_AVAILABLE RECORDS_
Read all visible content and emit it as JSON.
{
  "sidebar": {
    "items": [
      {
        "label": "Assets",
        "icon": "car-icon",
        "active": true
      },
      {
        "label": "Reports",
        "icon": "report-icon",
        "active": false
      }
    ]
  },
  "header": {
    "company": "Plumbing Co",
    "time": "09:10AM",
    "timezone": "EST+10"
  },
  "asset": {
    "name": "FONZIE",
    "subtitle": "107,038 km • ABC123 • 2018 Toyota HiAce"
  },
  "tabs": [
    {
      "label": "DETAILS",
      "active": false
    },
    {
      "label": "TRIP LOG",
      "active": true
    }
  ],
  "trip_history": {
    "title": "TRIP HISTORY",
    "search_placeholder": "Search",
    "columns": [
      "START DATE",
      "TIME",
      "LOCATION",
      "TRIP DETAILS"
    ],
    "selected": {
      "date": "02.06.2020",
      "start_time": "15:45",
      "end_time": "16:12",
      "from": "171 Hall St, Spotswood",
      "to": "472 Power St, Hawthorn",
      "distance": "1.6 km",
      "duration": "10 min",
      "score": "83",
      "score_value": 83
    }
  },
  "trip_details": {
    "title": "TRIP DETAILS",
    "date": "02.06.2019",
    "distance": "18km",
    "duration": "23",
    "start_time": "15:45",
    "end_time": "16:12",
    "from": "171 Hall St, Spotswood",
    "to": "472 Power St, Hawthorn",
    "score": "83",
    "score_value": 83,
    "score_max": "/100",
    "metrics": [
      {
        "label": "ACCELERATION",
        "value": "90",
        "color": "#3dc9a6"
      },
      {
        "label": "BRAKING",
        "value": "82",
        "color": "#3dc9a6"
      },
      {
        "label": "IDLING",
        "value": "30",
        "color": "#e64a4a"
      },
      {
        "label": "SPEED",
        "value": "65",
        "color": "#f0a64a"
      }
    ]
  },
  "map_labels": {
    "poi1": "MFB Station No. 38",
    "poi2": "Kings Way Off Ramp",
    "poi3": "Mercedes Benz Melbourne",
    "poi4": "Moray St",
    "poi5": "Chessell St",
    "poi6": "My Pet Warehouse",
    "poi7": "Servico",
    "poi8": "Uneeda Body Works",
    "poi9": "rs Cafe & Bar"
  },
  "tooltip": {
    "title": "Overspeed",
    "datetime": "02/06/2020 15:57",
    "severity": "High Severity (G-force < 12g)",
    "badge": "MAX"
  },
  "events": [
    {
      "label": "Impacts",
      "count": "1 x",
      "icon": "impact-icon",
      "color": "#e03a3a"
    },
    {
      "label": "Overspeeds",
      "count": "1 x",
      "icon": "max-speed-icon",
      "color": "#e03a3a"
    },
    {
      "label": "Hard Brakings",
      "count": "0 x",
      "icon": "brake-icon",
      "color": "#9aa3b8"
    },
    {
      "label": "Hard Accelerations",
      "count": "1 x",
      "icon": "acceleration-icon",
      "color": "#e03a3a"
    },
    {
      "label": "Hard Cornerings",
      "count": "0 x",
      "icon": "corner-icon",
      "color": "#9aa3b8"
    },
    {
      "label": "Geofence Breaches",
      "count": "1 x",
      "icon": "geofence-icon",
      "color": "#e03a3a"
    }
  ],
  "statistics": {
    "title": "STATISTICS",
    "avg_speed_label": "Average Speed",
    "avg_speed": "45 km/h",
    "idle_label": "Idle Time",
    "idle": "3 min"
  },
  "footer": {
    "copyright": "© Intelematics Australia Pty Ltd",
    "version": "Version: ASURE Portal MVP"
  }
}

_WHAT IS ASKED_
Your task is to return the full listing exactly as it was given.

_FINAL ANSWER_
Read all visible content and emit it as JSON.
{
  "sidebar": {
    "items": [
      {
        "label": "Assets",
        "icon": "car-icon",
        "active": true
      },
      {
        "label": "Reports",
        "icon": "report-icon",
        "active": false
      }
    ]
  },
  "header": {
    "company": "Plumbing Co",
    "time": "09:10AM",
    "timezone": "EST+10"
  },
  "asset": {
    "name": "FONZIE",
    "subtitle": "107,038 km • ABC123 • 2018 Toyota HiAce"
  },
  "tabs": [
    {
      "label": "DETAILS",
      "active": false
    },
    {
      "label": "TRIP LOG",
      "active": true
    }
  ],
  "trip_history": {
    "title": "TRIP HISTORY",
    "search_placeholder": "Search",
    "columns": [
      "START DATE",
      "TIME",
      "LOCATION",
      "TRIP DETAILS"
    ],
    "selected": {
      "date": "02.06.2020",
      "start_time": "15:45",
      "end_time": "16:12",
      "from": "171 Hall St, Spotswood",
      "to": "472 Power St, Hawthorn",
      "distance": "1.6 km",
      "duration": "10 min",
      "score": "83",
      "score_value": 83
    }
  },
  "trip_details": {
    "title": "TRIP DETAILS",
    "date": "02.06.2019",
    "distance": "18km",
    "duration": "23",
    "start_time": "15:45",
    "end_time": "16:12",
    "from": "171 Hall St, Spotswood",
    "to": "472 Power St, Hawthorn",
    "score": "83",
    "score_value": 83,
    "score_max": "/100",
    "metrics": [
      {
        "label": "ACCELERATION",
        "value": "90",
        "color": "#3dc9a6"
      },
      {
        "label": "BRAKING",
        "value": "82",
        "color": "#3dc9a6"
      },
      {
        "label": "IDLING",
        "value": "30",
        "color": "#e64a4a"
      },
      {
        "label": "SPEED",
        "value": "65",
        "color": "#f0a64a"
      }
    ]
  },
  "map_labels": {
    "poi1": "MFB Station No. 38",
    "poi2": "Kings Way Off Ramp",
    "poi3": "Mercedes Benz Melbourne",
    "poi4": "Moray St",
    "poi5": "Chessell St",
    "poi6": "My Pet Warehouse",
    "poi7": "Servico",
    "poi8": "Uneeda Body Works",
    "poi9": "rs Cafe & Bar"
  },
  "tooltip": {
    "title": "Overspeed",
    "datetime": "02/06/2020 15:57",
    "severity": "High Severity (G-force < 12g)",
    "badge": "MAX"
  },
  "events": [
    {
      "label": "Impacts",
      "count": "1 x",
      "icon": "impact-icon",
      "color": "#e03a3a"
    },
    {
      "label": "Overspeeds",
      "count": "1 x",
      "icon": "max-speed-icon",
      "color": "#e03a3a"
    },
    {
      "label": "Hard Brakings",
      "count": "0 x",
      "icon": "brake-icon",
      "color": "#9aa3b8"
    },
    {
      "label": "Hard Accelerations",
      "count": "1 x",
      "icon": "acceleration-icon",
      "color": "#e03a3a"
    },
    {
      "label": "Hard Cornerings",
      "count": "0 x",
      "icon": "corner-icon",
      "color": "#9aa3b8"
    },
    {
      "label": "Geofence Breaches",
      "count": "1 x",
      "icon": "geofence-icon",
      "color": "#e03a3a"
    }
  ],
  "statistics": {
    "title": "STATISTICS",
    "avg_speed_label": "Average Speed",
    "avg_speed": "45 km/h",
    "idle_label": "Idle Time",
    "idle": "3 min"
  },
  "footer": {
    "copyright": "© Intelematics Australia Pty Ltd",
    "version": "Version: ASURE Portal MVP"
  }
}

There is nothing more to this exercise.